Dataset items
# # # # #

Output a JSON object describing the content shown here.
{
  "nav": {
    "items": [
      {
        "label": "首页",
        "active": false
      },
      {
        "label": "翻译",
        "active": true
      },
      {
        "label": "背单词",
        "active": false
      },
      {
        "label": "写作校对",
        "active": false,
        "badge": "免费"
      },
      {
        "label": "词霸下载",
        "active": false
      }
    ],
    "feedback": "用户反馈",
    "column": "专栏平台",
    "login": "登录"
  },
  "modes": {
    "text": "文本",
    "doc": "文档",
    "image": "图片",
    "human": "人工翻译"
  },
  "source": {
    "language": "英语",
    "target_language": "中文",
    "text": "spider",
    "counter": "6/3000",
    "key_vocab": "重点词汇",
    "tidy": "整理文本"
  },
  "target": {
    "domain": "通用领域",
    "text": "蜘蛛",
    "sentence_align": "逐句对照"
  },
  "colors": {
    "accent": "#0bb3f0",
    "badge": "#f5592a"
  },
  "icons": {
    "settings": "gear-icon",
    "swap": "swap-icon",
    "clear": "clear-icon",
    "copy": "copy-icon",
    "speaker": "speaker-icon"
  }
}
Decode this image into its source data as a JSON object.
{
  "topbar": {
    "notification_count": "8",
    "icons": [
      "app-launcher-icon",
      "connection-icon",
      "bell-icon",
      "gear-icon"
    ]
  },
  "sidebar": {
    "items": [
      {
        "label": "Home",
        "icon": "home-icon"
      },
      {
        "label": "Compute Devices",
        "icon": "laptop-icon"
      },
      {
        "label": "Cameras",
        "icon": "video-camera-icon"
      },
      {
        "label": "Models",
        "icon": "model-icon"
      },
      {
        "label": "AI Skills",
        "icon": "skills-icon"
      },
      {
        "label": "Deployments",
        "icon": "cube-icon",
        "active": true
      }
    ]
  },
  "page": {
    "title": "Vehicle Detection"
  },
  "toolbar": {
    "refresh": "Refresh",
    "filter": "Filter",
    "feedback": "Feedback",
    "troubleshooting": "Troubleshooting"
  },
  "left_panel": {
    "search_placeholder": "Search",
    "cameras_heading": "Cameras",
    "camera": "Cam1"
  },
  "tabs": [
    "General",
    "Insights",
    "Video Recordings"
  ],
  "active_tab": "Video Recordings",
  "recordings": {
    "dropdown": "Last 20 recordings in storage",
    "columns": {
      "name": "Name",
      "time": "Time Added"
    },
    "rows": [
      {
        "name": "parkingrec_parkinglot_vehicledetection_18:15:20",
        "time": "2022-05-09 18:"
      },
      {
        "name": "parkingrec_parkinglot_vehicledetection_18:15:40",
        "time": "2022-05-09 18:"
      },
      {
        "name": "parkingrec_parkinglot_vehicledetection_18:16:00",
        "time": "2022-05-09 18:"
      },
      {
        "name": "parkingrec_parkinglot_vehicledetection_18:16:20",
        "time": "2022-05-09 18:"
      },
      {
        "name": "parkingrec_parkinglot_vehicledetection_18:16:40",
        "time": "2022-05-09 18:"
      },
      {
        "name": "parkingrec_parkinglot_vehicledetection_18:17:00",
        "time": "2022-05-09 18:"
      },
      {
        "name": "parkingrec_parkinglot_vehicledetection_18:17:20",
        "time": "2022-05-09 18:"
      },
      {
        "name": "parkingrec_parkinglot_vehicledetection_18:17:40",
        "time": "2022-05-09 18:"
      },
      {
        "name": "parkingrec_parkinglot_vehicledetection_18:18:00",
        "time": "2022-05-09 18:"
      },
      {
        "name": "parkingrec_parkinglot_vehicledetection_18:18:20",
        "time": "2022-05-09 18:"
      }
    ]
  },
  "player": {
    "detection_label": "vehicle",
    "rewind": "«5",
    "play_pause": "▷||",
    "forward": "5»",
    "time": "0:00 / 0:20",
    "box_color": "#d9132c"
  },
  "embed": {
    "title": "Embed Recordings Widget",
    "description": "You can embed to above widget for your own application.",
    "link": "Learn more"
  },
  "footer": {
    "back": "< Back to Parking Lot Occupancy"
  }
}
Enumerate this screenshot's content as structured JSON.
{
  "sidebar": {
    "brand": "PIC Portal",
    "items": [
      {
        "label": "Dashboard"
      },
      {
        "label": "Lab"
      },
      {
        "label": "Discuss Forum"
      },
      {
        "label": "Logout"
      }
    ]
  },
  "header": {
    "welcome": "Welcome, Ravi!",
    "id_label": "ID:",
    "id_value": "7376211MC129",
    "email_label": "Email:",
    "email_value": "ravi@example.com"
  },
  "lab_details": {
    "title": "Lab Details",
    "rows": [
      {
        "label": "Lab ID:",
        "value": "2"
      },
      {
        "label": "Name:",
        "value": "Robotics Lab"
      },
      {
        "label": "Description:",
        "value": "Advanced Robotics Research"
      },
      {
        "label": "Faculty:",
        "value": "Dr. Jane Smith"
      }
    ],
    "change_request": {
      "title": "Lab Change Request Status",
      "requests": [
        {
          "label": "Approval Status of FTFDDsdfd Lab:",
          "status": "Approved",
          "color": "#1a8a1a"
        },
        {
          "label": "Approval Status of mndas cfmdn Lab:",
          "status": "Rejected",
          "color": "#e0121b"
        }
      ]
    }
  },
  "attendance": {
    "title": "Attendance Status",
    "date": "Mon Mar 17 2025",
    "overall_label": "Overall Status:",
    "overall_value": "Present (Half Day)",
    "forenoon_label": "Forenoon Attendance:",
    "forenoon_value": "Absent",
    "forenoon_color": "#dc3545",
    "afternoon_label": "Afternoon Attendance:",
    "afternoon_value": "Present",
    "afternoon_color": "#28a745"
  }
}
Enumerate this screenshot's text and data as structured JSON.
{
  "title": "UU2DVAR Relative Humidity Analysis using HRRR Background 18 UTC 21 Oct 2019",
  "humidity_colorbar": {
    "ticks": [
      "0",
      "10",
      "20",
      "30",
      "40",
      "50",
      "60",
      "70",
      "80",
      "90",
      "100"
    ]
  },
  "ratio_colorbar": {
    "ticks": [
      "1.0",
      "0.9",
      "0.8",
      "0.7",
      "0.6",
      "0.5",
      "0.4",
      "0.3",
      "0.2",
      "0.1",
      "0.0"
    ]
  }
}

# # # # #

Repeat every record, exactly as written.

Output a JSON object describing the content shown here.
{
  "nav": {
    "items": [
      {
        "label": "首页",
        "active": false
      },
      {
        "label": "翻译",
        "active": true
      },
      {
        "label": "背单词",
        "active": false
      },
      {
        "label": "写作校对",
        "active": false,
        "badge": "免费"
      },
      {
        "label": "词霸下载",
        "active": false
      }
    ],
    "feedback": "用户反馈",
    "column": "专栏平台",
    "login": "登录"
  },
  "modes": {
    "text": "文本",
    "doc": "文档",
    "image": "图片",
    "human": "人工翻译"
  },
  "source": {
    "language": "英语",
    "target_language": "中文",
    "text": "spider",
    "counter": "6/3000",
    "key_vocab": "重点词汇",
    "tidy": "整理文本"
  },
  "target": {
    "domain": "通用领域",
    "text": "蜘蛛",
    "sentence_align": "逐句对照"
  },
  "colors": {
    "accent": "#0bb3f0",
    "badge": "#f5592a"
  },
  "icons": {
    "settings": "gear-icon",
    "swap": "swap-icon",
    "clear": "clear-icon",
    "copy": "copy-icon",
    "speaker": "speaker-icon"
  }
}
Decode this image into its source data as a JSON object.
{
  "topbar": {
    "notification_count": "8",
    "icons": [
      "app-launcher-icon",
      "connection-icon",
      "bell-icon",
      "gear-icon"
    ]
  },
  "sidebar": {
    "items": [
      {
        "label": "Home",
        "icon": "home-icon"
      },
      {
        "label": "Compute Devices",
        "icon": "laptop-icon"
      },
      {
        "label": "Cameras",
        "icon": "video-camera-icon"
      },
      {
        "label": "Models",
        "icon": "model-icon"
      },
      {
        "label": "AI Skills",
        "icon": "skills-icon"
      },
      {
        "label": "Deployments",
        "icon": "cube-icon",
        "active": true
      }
    ]
  },
  "page": {
    "title": "Vehicle Detection"
  },
  "toolbar": {
    "refresh": "Refresh",
    "filter": "Filter",
    "feedback": "Feedback",
    "troubleshooting": "Troubleshooting"
  },
  "left_panel": {
    "search_placeholder": "Search",
    "cameras_heading": "Cameras",
    "camera": "Cam1"
  },
  "tabs": [
    "General",
    "Insights",
    "Video Recordings"
  ],
  "active_tab": "Video Recordings",
  "recordings": {
    "dropdown": "Last 20 recordings in storage",
    "columns": {
      "name": "Name",
      "time": "Time Added"
    },
    "rows": [
      {
        "name": "parkingrec_parkinglot_vehicledetection_18:15:20",
        "time": "2022-05-09 18:"
      },
      {
        "name": "parkingrec_parkinglot_vehicledetection_18:15:40",
        "time": "2022-05-09 18:"
      },
      {
        "name": "parkingrec_parkinglot_vehicledetection_18:16:00",
        "time": "2022-05-09 18:"
      },
      {
        "name": "parkingrec_parkinglot_vehicledetection_18:16:20",
        "time": "2022-05-09 18:"
      },
      {
        "name": "parkingrec_parkinglot_vehicledetection_18:16:40",
        "time": "2022-05-09 18:"
      },
      {
        "name": "parkingrec_parkinglot_vehicledetection_18:17:00",
        "time": "2022-05-09 18:"
      },
      {
        "name": "parkingrec_parkinglot_vehicledetection_18:17:20",
        "time": "2022-05-09 18:"
      },
      {
        "name": "parkingrec_parkinglot_vehicledetection_18:17:40",
        "time": "2022-05-09 18:"
      },
      {
        "name": "parkingrec_parkinglot_vehicledetection_18:18:00",
        "time": "2022-05-09 18:"
      },
      {
        "name": "parkingrec_parkinglot_vehicledetection_18:18:20",
        "time": "2022-05-09 18:"
      }
    ]
  },
  "player": {
    "detection_label": "vehicle",
    "rewind": "«5",
    "play_pause": "▷||",
    "forward": "5»",
    "time": "0:00 / 0:20",
    "box_color": "#d9132c"
  },
  "embed": {
    "title": "Embed Recordings Widget",
    "description": "You can embed to above widget for your own application.",
    "link": "Learn more"
  },
  "footer": {
    "back": "< Back to Parking Lot Occupancy"
  }
}
Enumerate this screenshot's content as structured JSON.
{
  "sidebar": {
    "brand": "PIC Portal",
    "items": [
      {
        "label": "Dashboard"
      },
      {
        "label": "Lab"
      },
      {
        "label": "Discuss Forum"
      },
      {
        "label": "Logout"
      }
    ]
  },
  "header": {
    "welcome": "Welcome, Ravi!",
    "id_label": "ID:",
    "id_value": "7376211MC129",
    "email_label": "Email:",
    "email_value": "ravi@example.com"
  },
  "lab_details": {
    "title": "Lab Details",
    "rows": [
      {
        "label": "Lab ID:",
        "value": "2"
      },
      {
        "label": "Name:",
        "value": "Robotics Lab"
      },
      {
        "label": "Description:",
        "value": "Advanced Robotics Research"
      },
      {
        "label": "Faculty:",
        "value": "Dr. Jane Smith"
      }
    ],
    "change_request": {
      "title": "Lab Change Request Status",
      "requests": [
        {
          "label": "Approval Status of FTFDDsdfd Lab:",
          "status": "Approved",
          "color": "#1a8a1a"
        },
        {
          "label": "Approval Status of mndas cfmdn Lab:",
          "status": "Rejected",
          "color": "#e0121b"
        }
      ]
    }
  },
  "attendance": {
    "title": "Attendance Status",
    "date": "Mon Mar 17 2025",
    "overall_label": "Overall Status:",
    "overall_value": "Present (Half Day)",
    "forenoon_label": "Forenoon Attendance:",
    "forenoon_value": "Absent",
    "forenoon_color": "#dc3545",
    "afternoon_label": "Afternoon Attendance:",
    "afternoon_value": "Present",
    "afternoon_color": "#28a745"
  }
}
Enumerate this screenshot's text and data as structured JSON.
{
  "title": "UU2DVAR Relative Humidity Analysis using HRRR Background 18 UTC 21 Oct 2019",
  "humidity_colorbar": {
    "ticks": [
      "0",
      "10",
      "20",
      "30",
      "40",
      "50",
      "60",
      "70",
      "80",
      "90",
      "100"
    ]
  },
  "ratio_colorbar": {
    "ticks": [
      "1.0",
      "0.9",
      "0.8",
      "0.7",
      "0.6",
      "0.5",
      "0.4",
      "0.3",
      "0.2",
      "0.1",
      "0.0"
    ]
  }
}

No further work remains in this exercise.